Provided material ::
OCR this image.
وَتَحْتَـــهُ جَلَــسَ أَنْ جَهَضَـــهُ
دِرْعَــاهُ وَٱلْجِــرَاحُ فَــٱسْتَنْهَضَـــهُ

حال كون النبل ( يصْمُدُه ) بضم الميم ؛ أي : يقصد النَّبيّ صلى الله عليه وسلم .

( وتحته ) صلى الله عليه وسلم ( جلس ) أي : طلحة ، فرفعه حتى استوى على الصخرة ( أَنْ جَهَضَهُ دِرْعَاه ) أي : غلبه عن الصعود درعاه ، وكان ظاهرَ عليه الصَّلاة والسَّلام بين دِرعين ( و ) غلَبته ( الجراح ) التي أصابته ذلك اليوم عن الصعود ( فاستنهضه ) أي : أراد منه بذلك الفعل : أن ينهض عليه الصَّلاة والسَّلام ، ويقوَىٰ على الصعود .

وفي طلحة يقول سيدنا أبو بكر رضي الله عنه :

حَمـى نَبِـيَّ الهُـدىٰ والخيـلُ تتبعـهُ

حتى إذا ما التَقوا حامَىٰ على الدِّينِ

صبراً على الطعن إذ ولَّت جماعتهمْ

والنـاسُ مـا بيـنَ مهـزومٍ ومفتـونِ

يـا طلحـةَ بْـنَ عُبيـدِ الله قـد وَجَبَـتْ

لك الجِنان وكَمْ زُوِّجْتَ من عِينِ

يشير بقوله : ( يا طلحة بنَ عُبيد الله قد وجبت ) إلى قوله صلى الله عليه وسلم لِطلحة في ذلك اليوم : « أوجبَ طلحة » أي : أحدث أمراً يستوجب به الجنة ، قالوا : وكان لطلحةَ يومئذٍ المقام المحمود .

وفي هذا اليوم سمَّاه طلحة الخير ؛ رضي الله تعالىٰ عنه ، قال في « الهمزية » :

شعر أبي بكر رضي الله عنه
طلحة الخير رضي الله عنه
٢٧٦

==

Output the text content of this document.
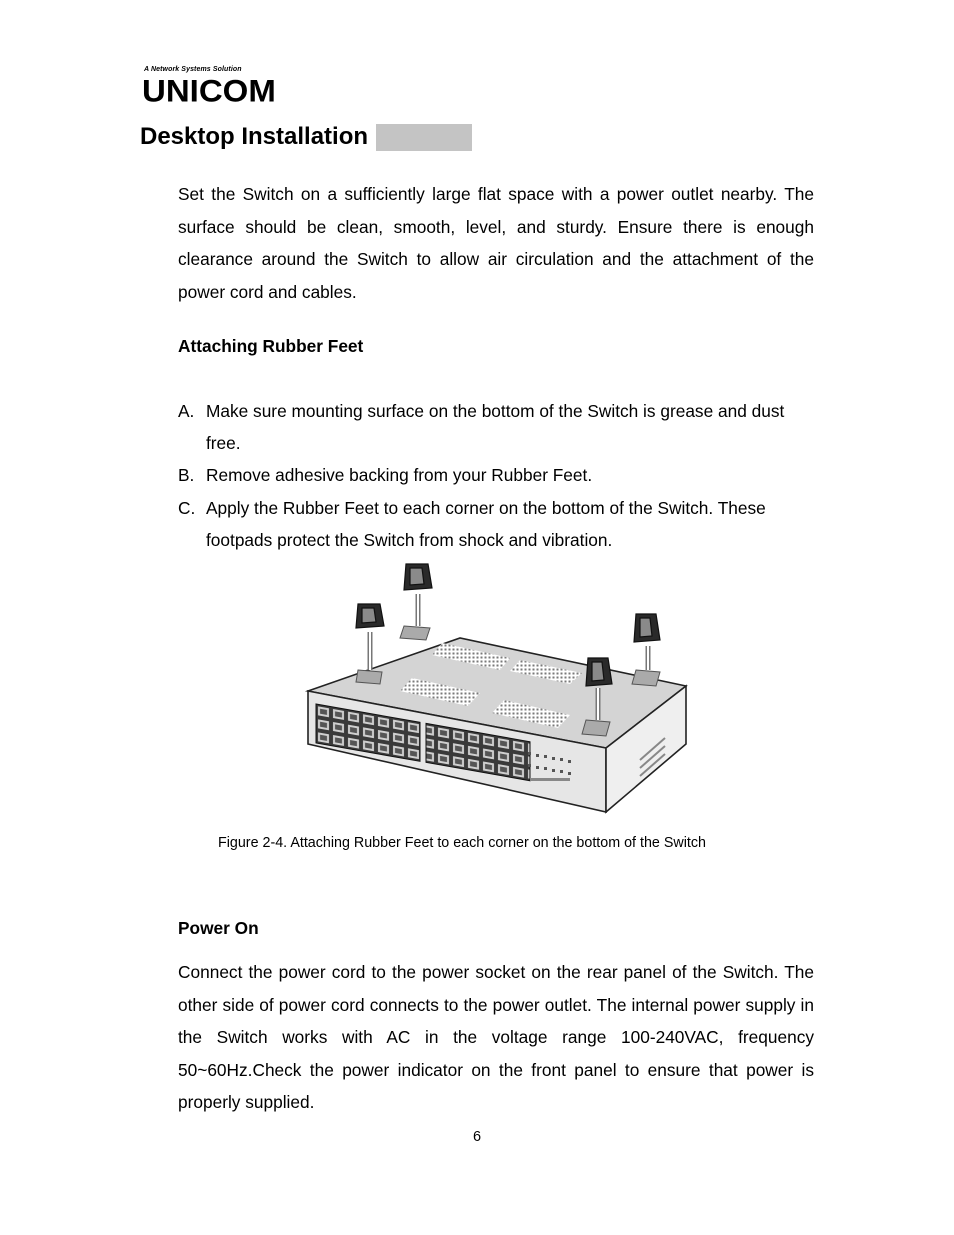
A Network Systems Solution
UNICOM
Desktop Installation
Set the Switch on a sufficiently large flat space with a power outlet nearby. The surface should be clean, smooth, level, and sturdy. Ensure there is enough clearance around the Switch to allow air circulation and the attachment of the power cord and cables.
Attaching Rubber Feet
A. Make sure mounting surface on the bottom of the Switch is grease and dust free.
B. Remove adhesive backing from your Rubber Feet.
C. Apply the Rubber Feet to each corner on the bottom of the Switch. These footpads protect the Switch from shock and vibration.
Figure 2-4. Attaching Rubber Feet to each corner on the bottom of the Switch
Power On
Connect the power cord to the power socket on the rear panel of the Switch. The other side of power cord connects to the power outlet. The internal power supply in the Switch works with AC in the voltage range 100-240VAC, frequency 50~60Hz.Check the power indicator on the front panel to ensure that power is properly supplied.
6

Stated problem ::
Check each line of the listing above for the string "Feet", then report only how many lines have it.

Exercise solution ::
4